◆ **GIVEN REQUEST**
Wherever the word "Bâtiment" appears in a line, copy that line.

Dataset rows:
+ + + + + + +
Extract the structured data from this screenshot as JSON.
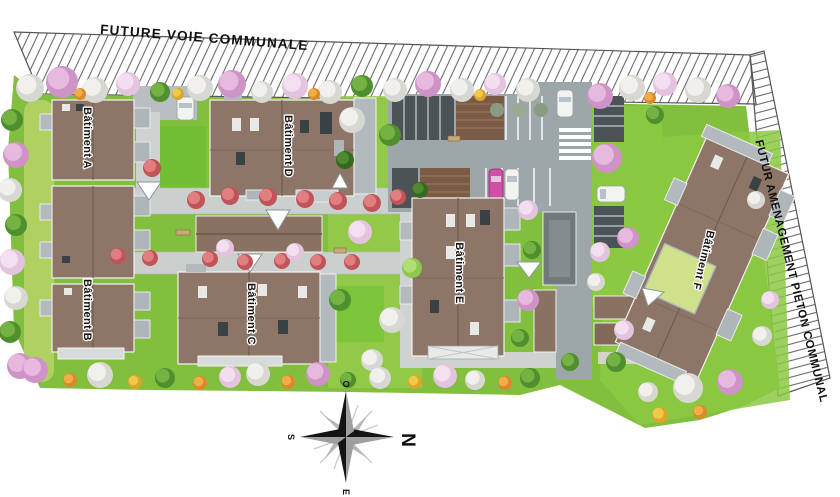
{
  "plan": {
    "roads": {
      "top_label": "FUTURE VOIE COMMUNALE",
      "right_label": "FUTUR AMENAGEMENT PIETON COMMUNAL"
    },
    "buildings": [
      {
        "id": "A",
        "label": "Bâtiment A"
      },
      {
        "id": "B",
        "label": "Bâtiment B"
      },
      {
        "id": "C",
        "label": "Bâtiment C"
      },
      {
        "id": "D",
        "label": "Bâtiment D"
      },
      {
        "id": "E",
        "label": "Bâtiment E"
      },
      {
        "id": "F",
        "label": "Bâtiment F"
      }
    ],
    "compass": {
      "north": "N",
      "east": "E",
      "south": "S",
      "west": "O"
    },
    "colors": {
      "lawn": "#82bf3e",
      "lawn_light": "#a9d25b",
      "roof_brown": "#8d7668",
      "asphalt": "#9da6a8",
      "footpath": "#cbd0cf",
      "dark_parking": "#4c5357",
      "carport": "#7a5c46",
      "balcony_gray": "#aeb6ba",
      "hatch_line": "#6a6a6a",
      "tree_pink": "#dfa9d4",
      "tree_white": "#ececea",
      "flower_red": "#d4676b",
      "green_roof_patch": "#cfe18a"
    }
  }
}
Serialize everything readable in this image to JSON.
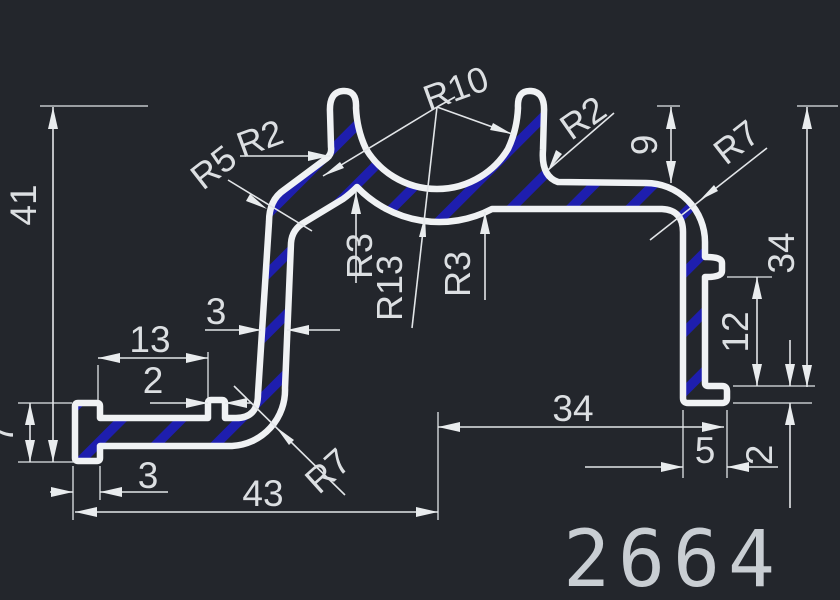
+ + + + + + +
◆ **EXERCISE RESPONSE**
        "label": "Bâtiment A"
        "label": "Bâtiment B"
        "label": "Bâtiment C"
        "label": "Bâtiment D"
        "label": "Bâtiment E"
        "label": "Bâtiment F"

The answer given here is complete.